What you will do: Repeat, exactly and completely, the material that follows. Omit the pictures.

Data shown:
------------

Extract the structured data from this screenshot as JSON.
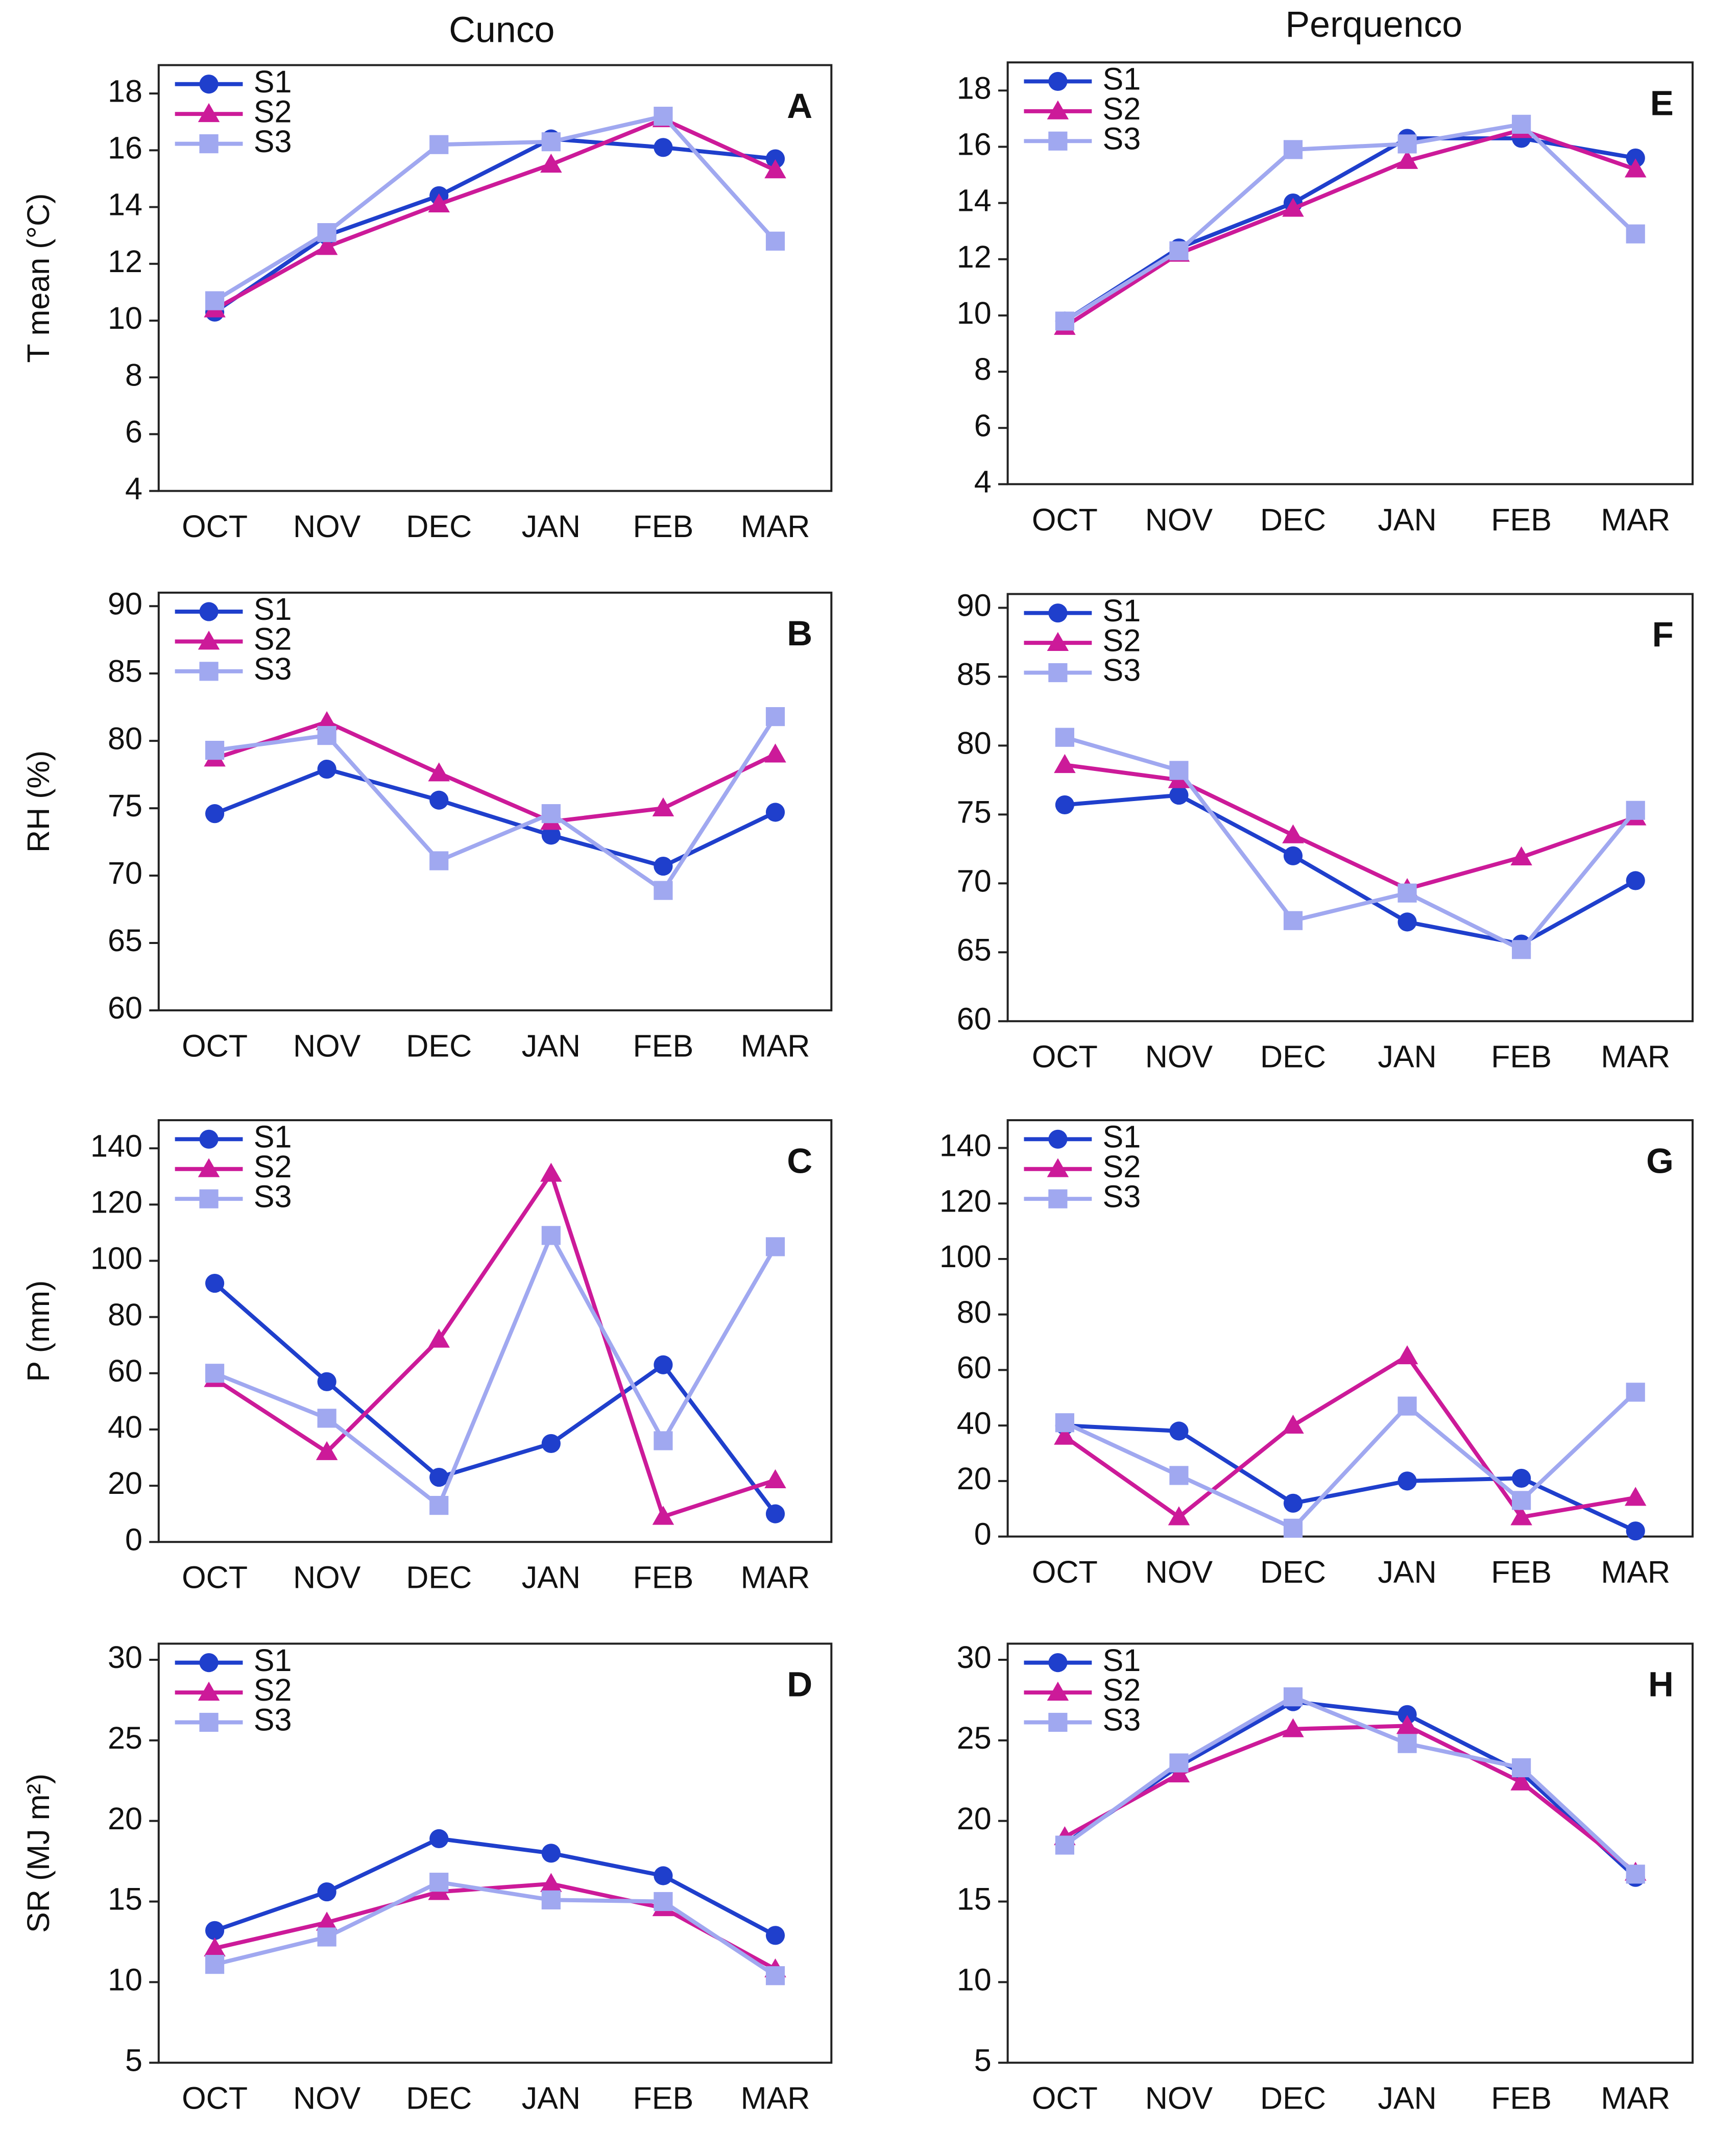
{
  "columns": [
    "Cunco",
    "Perquenco"
  ],
  "chart_data": [
    {
      "type": "line",
      "label": "A",
      "ylabel": "T mean (°C)",
      "categories": [
        "OCT",
        "NOV",
        "DEC",
        "JAN",
        "FEB",
        "MAR"
      ],
      "ylim": [
        4,
        19
      ],
      "yticks": [
        4,
        6,
        8,
        10,
        12,
        14,
        16,
        18
      ],
      "series": [
        {
          "name": "S1",
          "color": "#1f3fcc",
          "marker": "circle",
          "values": [
            10.3,
            13.0,
            14.4,
            16.4,
            16.1,
            15.7
          ]
        },
        {
          "name": "S2",
          "color": "#cc1a99",
          "marker": "triangle",
          "values": [
            10.4,
            12.6,
            14.1,
            15.5,
            17.1,
            15.3
          ]
        },
        {
          "name": "S3",
          "color": "#a0a8f0",
          "marker": "square",
          "values": [
            10.7,
            13.1,
            16.2,
            16.3,
            17.2,
            12.8
          ]
        }
      ]
    },
    {
      "type": "line",
      "label": "E",
      "categories": [
        "OCT",
        "NOV",
        "DEC",
        "JAN",
        "FEB",
        "MAR"
      ],
      "ylim": [
        4,
        19
      ],
      "yticks": [
        4,
        6,
        8,
        10,
        12,
        14,
        16,
        18
      ],
      "series": [
        {
          "name": "S1",
          "color": "#1f3fcc",
          "marker": "circle",
          "values": [
            9.8,
            12.4,
            14.0,
            16.3,
            16.3,
            15.6
          ]
        },
        {
          "name": "S2",
          "color": "#cc1a99",
          "marker": "triangle",
          "values": [
            9.6,
            12.2,
            13.8,
            15.5,
            16.6,
            15.2
          ]
        },
        {
          "name": "S3",
          "color": "#a0a8f0",
          "marker": "square",
          "values": [
            9.8,
            12.3,
            15.9,
            16.1,
            16.8,
            12.9
          ]
        }
      ]
    },
    {
      "type": "line",
      "label": "B",
      "ylabel": "RH (%)",
      "categories": [
        "OCT",
        "NOV",
        "DEC",
        "JAN",
        "FEB",
        "MAR"
      ],
      "ylim": [
        60,
        91
      ],
      "yticks": [
        60,
        65,
        70,
        75,
        80,
        85,
        90
      ],
      "series": [
        {
          "name": "S1",
          "color": "#1f3fcc",
          "marker": "circle",
          "values": [
            74.6,
            77.9,
            75.6,
            73.0,
            70.7,
            74.7
          ]
        },
        {
          "name": "S2",
          "color": "#cc1a99",
          "marker": "triangle",
          "values": [
            78.7,
            81.4,
            77.6,
            74.0,
            75.0,
            79.0
          ]
        },
        {
          "name": "S3",
          "color": "#a0a8f0",
          "marker": "square",
          "values": [
            79.3,
            80.4,
            71.1,
            74.6,
            68.9,
            81.8
          ]
        }
      ]
    },
    {
      "type": "line",
      "label": "F",
      "categories": [
        "OCT",
        "NOV",
        "DEC",
        "JAN",
        "FEB",
        "MAR"
      ],
      "ylim": [
        60,
        91
      ],
      "yticks": [
        60,
        65,
        70,
        75,
        80,
        85,
        90
      ],
      "series": [
        {
          "name": "S1",
          "color": "#1f3fcc",
          "marker": "circle",
          "values": [
            75.7,
            76.4,
            72.0,
            67.2,
            65.6,
            70.2
          ]
        },
        {
          "name": "S2",
          "color": "#cc1a99",
          "marker": "triangle",
          "values": [
            78.6,
            77.5,
            73.5,
            69.6,
            71.9,
            74.8
          ]
        },
        {
          "name": "S3",
          "color": "#a0a8f0",
          "marker": "square",
          "values": [
            80.6,
            78.2,
            67.3,
            69.3,
            65.2,
            75.3
          ]
        }
      ]
    },
    {
      "type": "line",
      "label": "C",
      "ylabel": "P (mm)",
      "categories": [
        "OCT",
        "NOV",
        "DEC",
        "JAN",
        "FEB",
        "MAR"
      ],
      "ylim": [
        0,
        150
      ],
      "yticks": [
        0,
        20,
        40,
        60,
        80,
        100,
        120,
        140
      ],
      "series": [
        {
          "name": "S1",
          "color": "#1f3fcc",
          "marker": "circle",
          "values": [
            92,
            57,
            23,
            35,
            63,
            10
          ]
        },
        {
          "name": "S2",
          "color": "#cc1a99",
          "marker": "triangle",
          "values": [
            58,
            32,
            72,
            131,
            9,
            22
          ]
        },
        {
          "name": "S3",
          "color": "#a0a8f0",
          "marker": "square",
          "values": [
            60,
            44,
            13,
            109,
            36,
            105
          ]
        }
      ]
    },
    {
      "type": "line",
      "label": "G",
      "categories": [
        "OCT",
        "NOV",
        "DEC",
        "JAN",
        "FEB",
        "MAR"
      ],
      "ylim": [
        0,
        150
      ],
      "yticks": [
        0,
        20,
        40,
        60,
        80,
        100,
        120,
        140
      ],
      "series": [
        {
          "name": "S1",
          "color": "#1f3fcc",
          "marker": "circle",
          "values": [
            40,
            38,
            12,
            20,
            21,
            2
          ]
        },
        {
          "name": "S2",
          "color": "#cc1a99",
          "marker": "triangle",
          "values": [
            36,
            7,
            40,
            65,
            7,
            14
          ]
        },
        {
          "name": "S3",
          "color": "#a0a8f0",
          "marker": "square",
          "values": [
            41,
            22,
            3,
            47,
            13,
            52
          ]
        }
      ]
    },
    {
      "type": "line",
      "label": "D",
      "ylabel": "SR (MJ m²)",
      "categories": [
        "OCT",
        "NOV",
        "DEC",
        "JAN",
        "FEB",
        "MAR"
      ],
      "ylim": [
        5,
        31
      ],
      "yticks": [
        5,
        10,
        15,
        20,
        25,
        30
      ],
      "series": [
        {
          "name": "S1",
          "color": "#1f3fcc",
          "marker": "circle",
          "values": [
            13.2,
            15.6,
            18.9,
            18.0,
            16.6,
            12.9
          ]
        },
        {
          "name": "S2",
          "color": "#cc1a99",
          "marker": "triangle",
          "values": [
            12.1,
            13.7,
            15.6,
            16.1,
            14.6,
            10.8
          ]
        },
        {
          "name": "S3",
          "color": "#a0a8f0",
          "marker": "square",
          "values": [
            11.1,
            12.8,
            16.2,
            15.1,
            15.0,
            10.4
          ]
        }
      ]
    },
    {
      "type": "line",
      "label": "H",
      "categories": [
        "OCT",
        "NOV",
        "DEC",
        "JAN",
        "FEB",
        "MAR"
      ],
      "ylim": [
        5,
        31
      ],
      "yticks": [
        5,
        10,
        15,
        20,
        25,
        30
      ],
      "series": [
        {
          "name": "S1",
          "color": "#1f3fcc",
          "marker": "circle",
          "values": [
            18.6,
            23.4,
            27.4,
            26.6,
            23.0,
            16.5
          ]
        },
        {
          "name": "S2",
          "color": "#cc1a99",
          "marker": "triangle",
          "values": [
            19.0,
            22.9,
            25.7,
            25.9,
            22.4,
            16.8
          ]
        },
        {
          "name": "S3",
          "color": "#a0a8f0",
          "marker": "square",
          "values": [
            18.5,
            23.6,
            27.7,
            24.8,
            23.3,
            16.7
          ]
        }
      ]
    }
  ]
}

------------

Exercise solution:
Extract the structured data from this screenshot as JSON.
{
  "columns": [
    "Cunco",
    "Perquenco"
  ],
  "chart_data": [
    {
      "type": "line",
      "label": "A",
      "ylabel": "T mean (°C)",
      "categories": [
        "OCT",
        "NOV",
        "DEC",
        "JAN",
        "FEB",
        "MAR"
      ],
      "ylim": [
        4,
        19
      ],
      "yticks": [
        4,
        6,
        8,
        10,
        12,
        14,
        16,
        18
      ],
      "series": [
        {
          "name": "S1",
          "color": "#1f3fcc",
          "marker": "circle",
          "values": [
            10.3,
            13.0,
            14.4,
            16.4,
            16.1,
            15.7
          ]
        },
        {
          "name": "S2",
          "color": "#cc1a99",
          "marker": "triangle",
          "values": [
            10.4,
            12.6,
            14.1,
            15.5,
            17.1,
            15.3
          ]
        },
        {
          "name": "S3",
          "color": "#a0a8f0",
          "marker": "square",
          "values": [
            10.7,
            13.1,
            16.2,
            16.3,
            17.2,
            12.8
          ]
        }
      ]
    },
    {
      "type": "line",
      "label": "E",
      "categories": [
        "OCT",
        "NOV",
        "DEC",
        "JAN",
        "FEB",
        "MAR"
      ],
      "ylim": [
        4,
        19
      ],
      "yticks": [
        4,
        6,
        8,
        10,
        12,
        14,
        16,
        18
      ],
      "series": [
        {
          "name": "S1",
          "color": "#1f3fcc",
          "marker": "circle",
          "values": [
            9.8,
            12.4,
            14.0,
            16.3,
            16.3,
            15.6
          ]
        },
        {
          "name": "S2",
          "color": "#cc1a99",
          "marker": "triangle",
          "values": [
            9.6,
            12.2,
            13.8,
            15.5,
            16.6,
            15.2
          ]
        },
        {
          "name": "S3",
          "color": "#a0a8f0",
          "marker": "square",
          "values": [
            9.8,
            12.3,
            15.9,
            16.1,
            16.8,
            12.9
          ]
        }
      ]
    },
    {
      "type": "line",
      "label": "B",
      "ylabel": "RH (%)",
      "categories": [
        "OCT",
        "NOV",
        "DEC",
        "JAN",
        "FEB",
        "MAR"
      ],
      "ylim": [
        60,
        91
      ],
      "yticks": [
        60,
        65,
        70,
        75,
        80,
        85,
        90
      ],
      "series": [
        {
          "name": "S1",
          "color": "#1f3fcc",
          "marker": "circle",
          "values": [
            74.6,
            77.9,
            75.6,
            73.0,
            70.7,
            74.7
          ]
        },
        {
          "name": "S2",
          "color": "#cc1a99",
          "marker": "triangle",
          "values": [
            78.7,
            81.4,
            77.6,
            74.0,
            75.0,
            79.0
          ]
        },
        {
          "name": "S3",
          "color": "#a0a8f0",
          "marker": "square",
          "values": [
            79.3,
            80.4,
            71.1,
            74.6,
            68.9,
            81.8
          ]
        }
      ]
    },
    {
      "type": "line",
      "label": "F",
      "categories": [
        "OCT",
        "NOV",
        "DEC",
        "JAN",
        "FEB",
        "MAR"
      ],
      "ylim": [
        60,
        91
      ],
      "yticks": [
        60,
        65,
        70,
        75,
        80,
        85,
        90
      ],
      "series": [
        {
          "name": "S1",
          "color": "#1f3fcc",
          "marker": "circle",
          "values": [
            75.7,
            76.4,
            72.0,
            67.2,
            65.6,
            70.2
          ]
        },
        {
          "name": "S2",
          "color": "#cc1a99",
          "marker": "triangle",
          "values": [
            78.6,
            77.5,
            73.5,
            69.6,
            71.9,
            74.8
          ]
        },
        {
          "name": "S3",
          "color": "#a0a8f0",
          "marker": "square",
          "values": [
            80.6,
            78.2,
            67.3,
            69.3,
            65.2,
            75.3
          ]
        }
      ]
    },
    {
      "type": "line",
      "label": "C",
      "ylabel": "P (mm)",
      "categories": [
        "OCT",
        "NOV",
        "DEC",
        "JAN",
        "FEB",
        "MAR"
      ],
      "ylim": [
        0,
        150
      ],
      "yticks": [
        0,
        20,
        40,
        60,
        80,
        100,
        120,
        140
      ],
      "series": [
        {
          "name": "S1",
          "color": "#1f3fcc",
          "marker": "circle",
          "values": [
            92,
            57,
            23,
            35,
            63,
            10
          ]
        },
        {
          "name": "S2",
          "color": "#cc1a99",
          "marker": "triangle",
          "values": [
            58,
            32,
            72,
            131,
            9,
            22
          ]
        },
        {
          "name": "S3",
          "color": "#a0a8f0",
          "marker": "square",
          "values": [
            60,
            44,
            13,
            109,
            36,
            105
          ]
        }
      ]
    },
    {
      "type": "line",
      "label": "G",
      "categories": [
        "OCT",
        "NOV",
        "DEC",
        "JAN",
        "FEB",
        "MAR"
      ],
      "ylim": [
        0,
        150
      ],
      "yticks": [
        0,
        20,
        40,
        60,
        80,
        100,
        120,
        140
      ],
      "series": [
        {
          "name": "S1",
          "color": "#1f3fcc",
          "marker": "circle",
          "values": [
            40,
            38,
            12,
            20,
            21,
            2
          ]
        },
        {
          "name": "S2",
          "color": "#cc1a99",
          "marker": "triangle",
          "values": [
            36,
            7,
            40,
            65,
            7,
            14
          ]
        },
        {
          "name": "S3",
          "color": "#a0a8f0",
          "marker": "square",
          "values": [
            41,
            22,
            3,
            47,
            13,
            52
          ]
        }
      ]
    },
    {
      "type": "line",
      "label": "D",
      "ylabel": "SR (MJ m²)",
      "categories": [
        "OCT",
        "NOV",
        "DEC",
        "JAN",
        "FEB",
        "MAR"
      ],
      "ylim": [
        5,
        31
      ],
      "yticks": [
        5,
        10,
        15,
        20,
        25,
        30
      ],
      "series": [
        {
          "name": "S1",
          "color": "#1f3fcc",
          "marker": "circle",
          "values": [
            13.2,
            15.6,
            18.9,
            18.0,
            16.6,
            12.9
          ]
        },
        {
          "name": "S2",
          "color": "#cc1a99",
          "marker": "triangle",
          "values": [
            12.1,
            13.7,
            15.6,
            16.1,
            14.6,
            10.8
          ]
        },
        {
          "name": "S3",
          "color": "#a0a8f0",
          "marker": "square",
          "values": [
            11.1,
            12.8,
            16.2,
            15.1,
            15.0,
            10.4
          ]
        }
      ]
    },
    {
      "type": "line",
      "label": "H",
      "categories": [
        "OCT",
        "NOV",
        "DEC",
        "JAN",
        "FEB",
        "MAR"
      ],
      "ylim": [
        5,
        31
      ],
      "yticks": [
        5,
        10,
        15,
        20,
        25,
        30
      ],
      "series": [
        {
          "name": "S1",
          "color": "#1f3fcc",
          "marker": "circle",
          "values": [
            18.6,
            23.4,
            27.4,
            26.6,
            23.0,
            16.5
          ]
        },
        {
          "name": "S2",
          "color": "#cc1a99",
          "marker": "triangle",
          "values": [
            19.0,
            22.9,
            25.7,
            25.9,
            22.4,
            16.8
          ]
        },
        {
          "name": "S3",
          "color": "#a0a8f0",
          "marker": "square",
          "values": [
            18.5,
            23.6,
            27.7,
            24.8,
            23.3,
            16.7
          ]
        }
      ]
    }
  ]
}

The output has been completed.